> **What is asked**
Gather each line in the entries that includes the string "phát".

+++

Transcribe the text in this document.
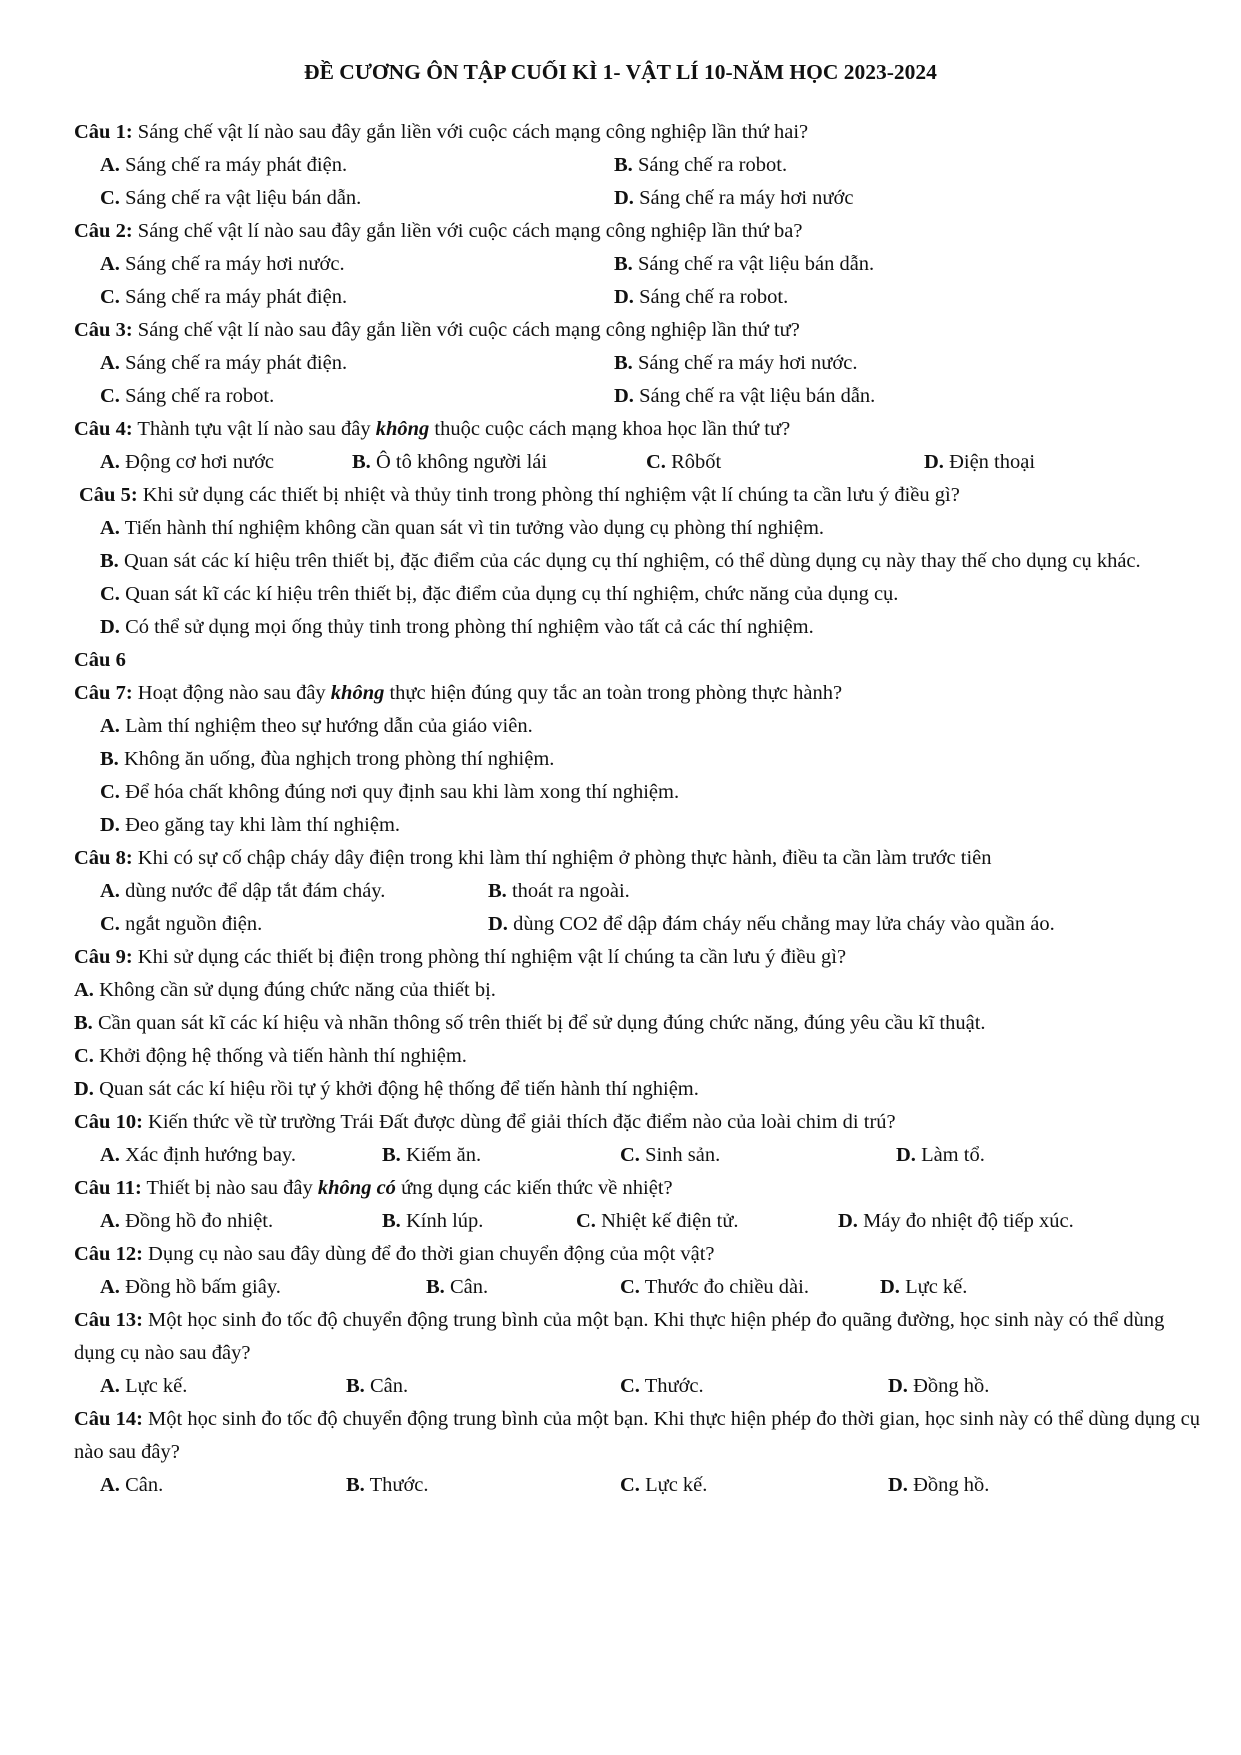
ĐỀ CƯƠNG ÔN TẬP CUỐI KÌ 1- VẬT LÍ 10-NĂM HỌC 2023-2024

Câu 1: Sáng chế vật lí nào sau đây gắn liền với cuộc cách mạng công nghiệp lần thứ hai?

A. Sáng chế ra máy phát điện.	B. Sáng chế ra robot.
C. Sáng chế ra vật liệu bán dẫn.	D. Sáng chế ra máy hơi nước

Câu 2: Sáng chế vật lí nào sau đây gắn liền với cuộc cách mạng công nghiệp lần thứ ba?

A. Sáng chế ra máy hơi nước.	B. Sáng chế ra vật liệu bán dẫn.
C. Sáng chế ra máy phát điện.	D. Sáng chế ra robot.

Câu 3: Sáng chế vật lí nào sau đây gắn liền với cuộc cách mạng công nghiệp lần thứ tư?

A. Sáng chế ra máy phát điện.	B. Sáng chế ra máy hơi nước.
C. Sáng chế ra robot.	D. Sáng chế ra vật liệu bán dẫn.

Câu 4: Thành tựu vật lí nào sau đây không thuộc cuộc cách mạng khoa học lần thứ tư?

A. Động cơ hơi nước	B. Ô tô không người lái	C. Rôbốt	D. Điện thoại

Câu 5: Khi sử dụng các thiết bị nhiệt và thủy tinh trong phòng thí nghiệm vật lí chúng ta cần lưu ý điều gì?

A. Tiến hành thí nghiệm không cần quan sát vì tin tưởng vào dụng cụ phòng thí nghiệm.

B. Quan sát các kí hiệu trên thiết bị, đặc điểm của các dụng cụ thí nghiệm, có thể dùng dụng cụ này thay thế cho dụng cụ khác.

C. Quan sát kĩ các kí hiệu trên thiết bị, đặc điểm của dụng cụ thí nghiệm, chức năng của dụng cụ.

D. Có thể sử dụng mọi ống thủy tinh trong phòng thí nghiệm vào tất cả các thí nghiệm.

Câu 6

Câu 7: Hoạt động nào sau đây không thực hiện đúng quy tắc an toàn trong phòng thực hành?

A. Làm thí nghiệm theo sự hướng dẫn của giáo viên.

B. Không ăn uống, đùa nghịch trong phòng thí nghiệm.

C. Để hóa chất không đúng nơi quy định sau khi làm xong thí nghiệm.

D. Đeo găng tay khi làm thí nghiệm.

Câu 8: Khi có sự cố chập cháy dây điện trong khi làm thí nghiệm ở phòng thực hành, điều ta cần làm trước tiên

A. dùng nước để dập tắt đám cháy.	B. thoát ra ngoài.
C. ngắt nguồn điện.	D. dùng CO2 để dập đám cháy nếu chẳng may lửa cháy vào quần áo.

Câu 9: Khi sử dụng các thiết bị điện trong phòng thí nghiệm vật lí chúng ta cần lưu ý điều gì?

A. Không cần sử dụng đúng chức năng của thiết bị.

B. Cần quan sát kĩ các kí hiệu và nhãn thông số trên thiết bị để sử dụng đúng chức năng, đúng yêu cầu kĩ thuật.

C. Khởi động hệ thống và tiến hành thí nghiệm.

D. Quan sát các kí hiệu rồi tự ý khởi động hệ thống để tiến hành thí nghiệm.

Câu 10: Kiến thức về từ trường Trái Đất được dùng để giải thích đặc điểm nào của loài chim di trú?

A. Xác định hướng bay.	B. Kiếm ăn.	C. Sinh sản.	D. Làm tổ.

Câu 11: Thiết bị nào sau đây không có ứng dụng các kiến thức về nhiệt?

A. Đồng hồ đo nhiệt.	B. Kính lúp.	C. Nhiệt kế điện tử.	D. Máy đo nhiệt độ tiếp xúc.

Câu 12: Dụng cụ nào sau đây dùng để đo thời gian chuyển động của một vật?

A. Đồng hồ bấm giây.	B. Cân.	C. Thước đo chiều dài.	D. Lực kế.

Câu 13: Một học sinh đo tốc độ chuyển động trung bình của một bạn. Khi thực hiện phép đo quãng đường, học sinh này có thể dùng dụng cụ nào sau đây?

A. Lực kế.	B. Cân.	C. Thước.	D. Đồng hồ.

Câu 14: Một học sinh đo tốc độ chuyển động trung bình của một bạn. Khi thực hiện phép đo thời gian, học sinh này có thể dùng dụng cụ nào sau đây?

A. Cân.	B. Thước.	C. Lực kế.	D. Đồng hồ.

+++

> **Written reply**
A. Sáng chế ra máy phát điện.	B. Sáng chế ra robot.
C. Sáng chế ra máy phát điện.	D. Sáng chế ra robot.
A. Sáng chế ra máy phát điện.	B. Sáng chế ra máy hơi nước.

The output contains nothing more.